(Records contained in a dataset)
::::
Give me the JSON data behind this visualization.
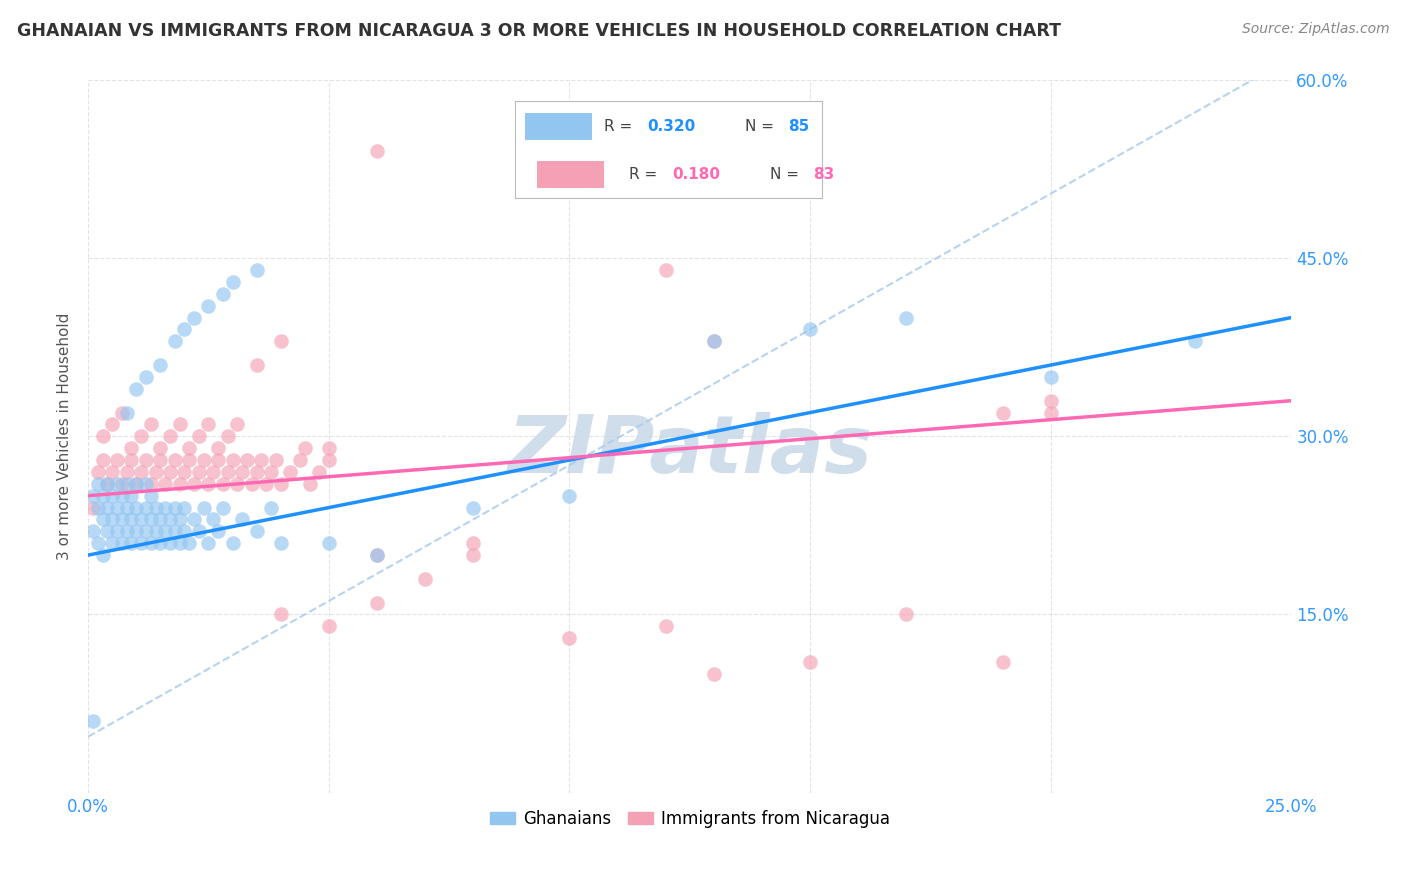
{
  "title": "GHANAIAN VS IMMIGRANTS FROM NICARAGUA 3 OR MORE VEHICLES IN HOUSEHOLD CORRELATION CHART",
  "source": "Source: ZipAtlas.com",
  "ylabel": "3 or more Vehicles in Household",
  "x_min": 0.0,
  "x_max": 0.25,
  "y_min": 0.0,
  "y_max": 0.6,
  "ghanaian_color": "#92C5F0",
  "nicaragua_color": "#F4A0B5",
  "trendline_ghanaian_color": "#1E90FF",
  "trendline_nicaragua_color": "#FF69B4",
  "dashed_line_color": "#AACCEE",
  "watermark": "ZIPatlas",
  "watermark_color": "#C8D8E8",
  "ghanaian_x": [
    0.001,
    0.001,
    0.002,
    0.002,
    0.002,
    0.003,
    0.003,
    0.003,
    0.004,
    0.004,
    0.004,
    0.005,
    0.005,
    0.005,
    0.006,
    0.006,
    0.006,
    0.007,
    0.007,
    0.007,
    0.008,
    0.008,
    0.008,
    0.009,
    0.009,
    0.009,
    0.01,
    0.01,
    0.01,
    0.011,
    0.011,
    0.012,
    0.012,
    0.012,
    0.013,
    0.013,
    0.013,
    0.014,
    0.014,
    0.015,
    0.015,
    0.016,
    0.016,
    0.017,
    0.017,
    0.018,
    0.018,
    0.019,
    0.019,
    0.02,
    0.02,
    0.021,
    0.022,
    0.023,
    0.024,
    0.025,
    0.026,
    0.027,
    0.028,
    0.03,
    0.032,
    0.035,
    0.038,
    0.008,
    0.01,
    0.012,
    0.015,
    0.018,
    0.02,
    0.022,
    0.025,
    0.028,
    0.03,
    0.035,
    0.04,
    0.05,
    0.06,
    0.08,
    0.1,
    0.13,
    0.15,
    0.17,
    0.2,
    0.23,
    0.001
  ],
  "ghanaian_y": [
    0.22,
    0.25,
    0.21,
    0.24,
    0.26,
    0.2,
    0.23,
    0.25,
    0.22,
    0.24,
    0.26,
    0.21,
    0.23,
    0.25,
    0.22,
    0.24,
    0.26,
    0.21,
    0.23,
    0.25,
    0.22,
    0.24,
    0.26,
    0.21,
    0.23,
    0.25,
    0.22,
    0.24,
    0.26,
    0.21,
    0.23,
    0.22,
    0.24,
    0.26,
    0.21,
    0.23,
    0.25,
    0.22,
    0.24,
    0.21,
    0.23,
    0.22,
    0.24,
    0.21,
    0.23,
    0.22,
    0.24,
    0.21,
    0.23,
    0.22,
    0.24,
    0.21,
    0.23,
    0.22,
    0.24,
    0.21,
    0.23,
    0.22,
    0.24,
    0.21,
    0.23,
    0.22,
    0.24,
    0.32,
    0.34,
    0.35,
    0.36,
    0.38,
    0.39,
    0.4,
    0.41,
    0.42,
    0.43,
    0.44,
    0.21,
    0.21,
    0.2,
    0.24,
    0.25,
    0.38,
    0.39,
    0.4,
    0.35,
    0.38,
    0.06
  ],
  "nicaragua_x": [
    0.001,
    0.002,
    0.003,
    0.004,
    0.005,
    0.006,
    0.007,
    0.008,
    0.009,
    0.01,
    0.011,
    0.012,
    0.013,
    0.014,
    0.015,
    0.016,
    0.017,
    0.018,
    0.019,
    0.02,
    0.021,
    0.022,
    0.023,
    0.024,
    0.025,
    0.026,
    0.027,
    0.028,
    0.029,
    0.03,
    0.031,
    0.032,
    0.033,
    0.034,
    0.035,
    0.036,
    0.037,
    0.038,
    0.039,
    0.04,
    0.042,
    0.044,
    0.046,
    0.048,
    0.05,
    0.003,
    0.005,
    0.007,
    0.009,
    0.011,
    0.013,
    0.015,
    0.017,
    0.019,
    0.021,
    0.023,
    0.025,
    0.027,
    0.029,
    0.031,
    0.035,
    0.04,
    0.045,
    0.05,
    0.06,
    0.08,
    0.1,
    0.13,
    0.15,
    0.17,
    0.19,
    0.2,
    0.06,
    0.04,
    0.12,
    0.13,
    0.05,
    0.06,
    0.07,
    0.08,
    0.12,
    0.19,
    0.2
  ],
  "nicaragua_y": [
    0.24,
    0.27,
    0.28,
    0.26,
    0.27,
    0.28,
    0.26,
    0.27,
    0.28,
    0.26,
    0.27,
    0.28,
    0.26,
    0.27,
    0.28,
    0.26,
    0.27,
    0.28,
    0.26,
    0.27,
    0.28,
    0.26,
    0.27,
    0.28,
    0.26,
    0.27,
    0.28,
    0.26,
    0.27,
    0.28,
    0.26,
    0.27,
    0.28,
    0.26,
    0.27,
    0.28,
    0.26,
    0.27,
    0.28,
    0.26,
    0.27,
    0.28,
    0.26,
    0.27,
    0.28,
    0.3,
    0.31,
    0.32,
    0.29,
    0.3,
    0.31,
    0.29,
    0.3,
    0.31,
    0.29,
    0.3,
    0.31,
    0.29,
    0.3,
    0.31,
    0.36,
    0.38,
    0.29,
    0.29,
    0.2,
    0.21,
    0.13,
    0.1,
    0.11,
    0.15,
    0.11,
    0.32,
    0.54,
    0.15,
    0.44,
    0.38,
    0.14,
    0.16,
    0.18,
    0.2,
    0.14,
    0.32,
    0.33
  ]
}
::::
__Task statement__:
Copy the whole listing above word for word but do not carry over the pictures.

__Written response__:
Give me the JSON data behind this visualization.
{
  "title": "GHANAIAN VS IMMIGRANTS FROM NICARAGUA 3 OR MORE VEHICLES IN HOUSEHOLD CORRELATION CHART",
  "source": "Source: ZipAtlas.com",
  "ylabel": "3 or more Vehicles in Household",
  "x_min": 0.0,
  "x_max": 0.25,
  "y_min": 0.0,
  "y_max": 0.6,
  "ghanaian_color": "#92C5F0",
  "nicaragua_color": "#F4A0B5",
  "trendline_ghanaian_color": "#1E90FF",
  "trendline_nicaragua_color": "#FF69B4",
  "dashed_line_color": "#AACCEE",
  "watermark": "ZIPatlas",
  "watermark_color": "#C8D8E8",
  "ghanaian_x": [
    0.001,
    0.001,
    0.002,
    0.002,
    0.002,
    0.003,
    0.003,
    0.003,
    0.004,
    0.004,
    0.004,
    0.005,
    0.005,
    0.005,
    0.006,
    0.006,
    0.006,
    0.007,
    0.007,
    0.007,
    0.008,
    0.008,
    0.008,
    0.009,
    0.009,
    0.009,
    0.01,
    0.01,
    0.01,
    0.011,
    0.011,
    0.012,
    0.012,
    0.012,
    0.013,
    0.013,
    0.013,
    0.014,
    0.014,
    0.015,
    0.015,
    0.016,
    0.016,
    0.017,
    0.017,
    0.018,
    0.018,
    0.019,
    0.019,
    0.02,
    0.02,
    0.021,
    0.022,
    0.023,
    0.024,
    0.025,
    0.026,
    0.027,
    0.028,
    0.03,
    0.032,
    0.035,
    0.038,
    0.008,
    0.01,
    0.012,
    0.015,
    0.018,
    0.02,
    0.022,
    0.025,
    0.028,
    0.03,
    0.035,
    0.04,
    0.05,
    0.06,
    0.08,
    0.1,
    0.13,
    0.15,
    0.17,
    0.2,
    0.23,
    0.001
  ],
  "ghanaian_y": [
    0.22,
    0.25,
    0.21,
    0.24,
    0.26,
    0.2,
    0.23,
    0.25,
    0.22,
    0.24,
    0.26,
    0.21,
    0.23,
    0.25,
    0.22,
    0.24,
    0.26,
    0.21,
    0.23,
    0.25,
    0.22,
    0.24,
    0.26,
    0.21,
    0.23,
    0.25,
    0.22,
    0.24,
    0.26,
    0.21,
    0.23,
    0.22,
    0.24,
    0.26,
    0.21,
    0.23,
    0.25,
    0.22,
    0.24,
    0.21,
    0.23,
    0.22,
    0.24,
    0.21,
    0.23,
    0.22,
    0.24,
    0.21,
    0.23,
    0.22,
    0.24,
    0.21,
    0.23,
    0.22,
    0.24,
    0.21,
    0.23,
    0.22,
    0.24,
    0.21,
    0.23,
    0.22,
    0.24,
    0.32,
    0.34,
    0.35,
    0.36,
    0.38,
    0.39,
    0.4,
    0.41,
    0.42,
    0.43,
    0.44,
    0.21,
    0.21,
    0.2,
    0.24,
    0.25,
    0.38,
    0.39,
    0.4,
    0.35,
    0.38,
    0.06
  ],
  "nicaragua_x": [
    0.001,
    0.002,
    0.003,
    0.004,
    0.005,
    0.006,
    0.007,
    0.008,
    0.009,
    0.01,
    0.011,
    0.012,
    0.013,
    0.014,
    0.015,
    0.016,
    0.017,
    0.018,
    0.019,
    0.02,
    0.021,
    0.022,
    0.023,
    0.024,
    0.025,
    0.026,
    0.027,
    0.028,
    0.029,
    0.03,
    0.031,
    0.032,
    0.033,
    0.034,
    0.035,
    0.036,
    0.037,
    0.038,
    0.039,
    0.04,
    0.042,
    0.044,
    0.046,
    0.048,
    0.05,
    0.003,
    0.005,
    0.007,
    0.009,
    0.011,
    0.013,
    0.015,
    0.017,
    0.019,
    0.021,
    0.023,
    0.025,
    0.027,
    0.029,
    0.031,
    0.035,
    0.04,
    0.045,
    0.05,
    0.06,
    0.08,
    0.1,
    0.13,
    0.15,
    0.17,
    0.19,
    0.2,
    0.06,
    0.04,
    0.12,
    0.13,
    0.05,
    0.06,
    0.07,
    0.08,
    0.12,
    0.19,
    0.2
  ],
  "nicaragua_y": [
    0.24,
    0.27,
    0.28,
    0.26,
    0.27,
    0.28,
    0.26,
    0.27,
    0.28,
    0.26,
    0.27,
    0.28,
    0.26,
    0.27,
    0.28,
    0.26,
    0.27,
    0.28,
    0.26,
    0.27,
    0.28,
    0.26,
    0.27,
    0.28,
    0.26,
    0.27,
    0.28,
    0.26,
    0.27,
    0.28,
    0.26,
    0.27,
    0.28,
    0.26,
    0.27,
    0.28,
    0.26,
    0.27,
    0.28,
    0.26,
    0.27,
    0.28,
    0.26,
    0.27,
    0.28,
    0.3,
    0.31,
    0.32,
    0.29,
    0.3,
    0.31,
    0.29,
    0.3,
    0.31,
    0.29,
    0.3,
    0.31,
    0.29,
    0.3,
    0.31,
    0.36,
    0.38,
    0.29,
    0.29,
    0.2,
    0.21,
    0.13,
    0.1,
    0.11,
    0.15,
    0.11,
    0.32,
    0.54,
    0.15,
    0.44,
    0.38,
    0.14,
    0.16,
    0.18,
    0.2,
    0.14,
    0.32,
    0.33
  ]
}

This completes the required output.